*Document passage*
Sunday, November 26, 2023

Intermittent publishing issue after upgrading from Sitecore Publishing Service 5.x to 7.x

Standard

Background

Over the past few months, we've been diligently working on upgrading our platform from version 10.1.1 to 10.3.1. If you are using Publishing Service, you are required to upgrade to upgrade it to version 7.x per Sitecore's compatibility article: https://support.sitecore.com/kb?id=kb_article_view&sysparm_article=KB0761308 

The Problem

We followed the upgrade steps very carefully, however we noticed that if we did a big related item publish (home related and children) the following error was thrown, and the publish would fail:


[Error] Error in the "VariantsRelatedNodesTargetProducer"
System.InvalidOperationException: The ConnectionString property has not been initialized.
at System.Data.SqlClient.SqlConnection.PermissionDemand()
at System.Data.SqlClient.SqlConnectionFactory.PermissionDemand(DbConnection outerConnection)
at System.Data.ProviderBase.DbConnectionInternal.TryOpenConnectionInternal(DbConnection outerConnection, DbConnectionFactory connectionFactory, TaskCompletionSource`1 retry, DbConnectionOptions userOptions)
at System.Data.ProviderBase.DbConnectionClosed.TryOpenConnection(DbConnection outerConnection, DbConnectionFactory connectionFactory, TaskCompletionSource`1 retry, DbConnectionOptions userOptions)
at System.Data.SqlClient.SqlConnection.TryOpen(TaskCompletionSource`1 retry)
at System.Data.SqlClient.SqlConnection.OpenAsync(CancellationToken cancellationToken)
--- End of stack trace from previous location ---
at Sitecore.Framework.TransientFaultHandling.Sql.SqlRetryHelper.<>c__DisplayClass8_0`1.<b__0>d.MoveNext()
--- End of stack trace from previous location ---
at Sitecore.Framework.TransientFaultHandling.Sql.SqlRetryHelper.ExecuteAsync[T](DbConnection connection, Func`1 sqlWork, Func`3 commandRetryPolicy, CancellationToken cancellationToken)
at Sitecore.Framework.Publishing.Data.AdoNet.DatabaseConnection`1.ExecuteAsync[T](Func`2 dbWork)
at Sitecore.Framework.Publishing.Data.Classic.ClassicItemRelationshipRepository.GetAllRelationships(String source, IReadOnlyCollection`1 uris, IReadOnlyCollection`1 outFieldIdsWhitelist, IReadOnlyCollection`1 inFieldIdsWhitelist, Predicate`1 outRelPostFilter, Predicate`1 inRelPostFilter)
at Sitecore.Framework.Publishing.ManifestCalculation.PublishCandidateSource.GetRelatedNodes(IReadOnlyCollection`1 locators, Boolean includeRelatedContent, Boolean includeClones)
at Sitecore.Framework.Publishing.ManifestCalculation.VariantsRelatedNodesTargetProducer.ProcessCandidatesBatch(IList`1 locators)
The failure with error would only happen during large publishes of related items. Smaller page level publishes were perfectly fine.

After digging deeper into the logs, we noticed lot of OutOfMemory exceptions. All System.OutOfMemoryException instances were occuring when either creating a dictionary collection with certain capacity or when resizing dictionary collection to add more elements:

System.OutOfMemoryException: Exception of type 'System.OutOfMemoryException' was thrown.
   at System.Collections.Generic.Dictionary`2.Initialize(Int32 capacity)
   at System.Collections.Generic.Dictionary`2..ctor(Int32 capacity, IEqualityComparer`1 comparer)

*Job 1*
In the Sitecore publishing post, what kind of publish caused the error to be thrown and the publish to fail?

*Records shown*

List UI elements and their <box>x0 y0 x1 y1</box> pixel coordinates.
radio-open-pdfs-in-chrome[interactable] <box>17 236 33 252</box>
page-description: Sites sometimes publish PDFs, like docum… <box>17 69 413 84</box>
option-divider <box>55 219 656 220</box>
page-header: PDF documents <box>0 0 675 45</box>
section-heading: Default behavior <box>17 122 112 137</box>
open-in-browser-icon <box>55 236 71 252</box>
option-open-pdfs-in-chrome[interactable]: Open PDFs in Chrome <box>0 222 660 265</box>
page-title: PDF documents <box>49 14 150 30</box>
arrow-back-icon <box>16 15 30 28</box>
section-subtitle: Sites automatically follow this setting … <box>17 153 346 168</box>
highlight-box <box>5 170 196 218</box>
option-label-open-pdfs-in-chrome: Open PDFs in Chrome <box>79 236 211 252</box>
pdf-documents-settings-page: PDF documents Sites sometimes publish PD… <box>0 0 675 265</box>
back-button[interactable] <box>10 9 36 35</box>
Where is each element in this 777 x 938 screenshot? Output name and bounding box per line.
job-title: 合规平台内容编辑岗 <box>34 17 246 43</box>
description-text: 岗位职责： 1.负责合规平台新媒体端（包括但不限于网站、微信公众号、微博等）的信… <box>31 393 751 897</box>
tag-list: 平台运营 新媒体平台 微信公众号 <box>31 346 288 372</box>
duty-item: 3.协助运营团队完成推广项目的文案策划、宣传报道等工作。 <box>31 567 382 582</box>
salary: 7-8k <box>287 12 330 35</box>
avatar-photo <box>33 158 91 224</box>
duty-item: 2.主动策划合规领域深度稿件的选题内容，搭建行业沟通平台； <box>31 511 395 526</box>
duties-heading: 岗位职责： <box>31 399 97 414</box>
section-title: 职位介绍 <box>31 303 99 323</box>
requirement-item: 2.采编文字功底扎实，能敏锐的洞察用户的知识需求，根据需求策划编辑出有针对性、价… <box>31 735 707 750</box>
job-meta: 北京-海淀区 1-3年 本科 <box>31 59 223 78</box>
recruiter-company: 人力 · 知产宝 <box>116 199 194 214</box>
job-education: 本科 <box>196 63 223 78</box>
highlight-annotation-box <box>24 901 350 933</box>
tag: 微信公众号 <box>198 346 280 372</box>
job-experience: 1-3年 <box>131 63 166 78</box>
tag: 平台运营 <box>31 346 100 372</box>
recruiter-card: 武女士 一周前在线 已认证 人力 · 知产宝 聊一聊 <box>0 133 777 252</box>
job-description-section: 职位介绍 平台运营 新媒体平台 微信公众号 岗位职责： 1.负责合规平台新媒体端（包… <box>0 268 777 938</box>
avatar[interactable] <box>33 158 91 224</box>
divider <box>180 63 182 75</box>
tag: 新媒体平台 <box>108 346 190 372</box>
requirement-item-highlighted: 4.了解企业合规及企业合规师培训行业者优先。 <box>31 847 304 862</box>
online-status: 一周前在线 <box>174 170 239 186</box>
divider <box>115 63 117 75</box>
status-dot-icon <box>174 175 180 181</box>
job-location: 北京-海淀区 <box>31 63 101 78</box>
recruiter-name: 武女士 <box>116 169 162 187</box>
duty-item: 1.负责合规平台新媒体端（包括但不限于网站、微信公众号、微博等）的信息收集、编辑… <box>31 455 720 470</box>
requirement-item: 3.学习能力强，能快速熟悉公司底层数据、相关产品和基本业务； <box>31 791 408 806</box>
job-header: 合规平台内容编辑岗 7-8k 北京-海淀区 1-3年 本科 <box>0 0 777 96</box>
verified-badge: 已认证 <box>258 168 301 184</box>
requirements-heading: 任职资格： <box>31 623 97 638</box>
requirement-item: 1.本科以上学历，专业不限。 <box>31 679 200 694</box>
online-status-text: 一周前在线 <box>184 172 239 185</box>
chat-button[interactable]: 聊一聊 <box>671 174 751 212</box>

*Job 2*
Can you set out everything in the records, from the very start down to and including the line containing "arrow-back-icon <box>16 15 30 28</box>", as a JSON list of strings with one string per line and no blank lines?

*Problem solution 1*
A large related-item publish, such as the home item with its related items and children.

*Problem solution 2*
[
  "List UI elements and their <box>x0 y0 x1 y1</box> pixel coordinates.",
  "radio-open-pdfs-in-chrome[interactable] <box>17 236 33 252</box>",
  "page-description: Sites sometimes publish PDFs, like docum… <box>17 69 413 84</box>",
  "option-divider <box>55 219 656 220</box>",
  "page-header: PDF documents <box>0 0 675 45</box>",
  "section-heading: Default behavior <box>17 122 112 137</box>",
  "open-in-browser-icon <box>55 236 71 252</box>",
  "option-open-pdfs-in-chrome[interactable]: Open PDFs in Chrome <box>0 222 660 265</box>",
  "page-title: PDF documents <box>49 14 150 30</box>",
  "arrow-back-icon <box>16 15 30 28</box>"
]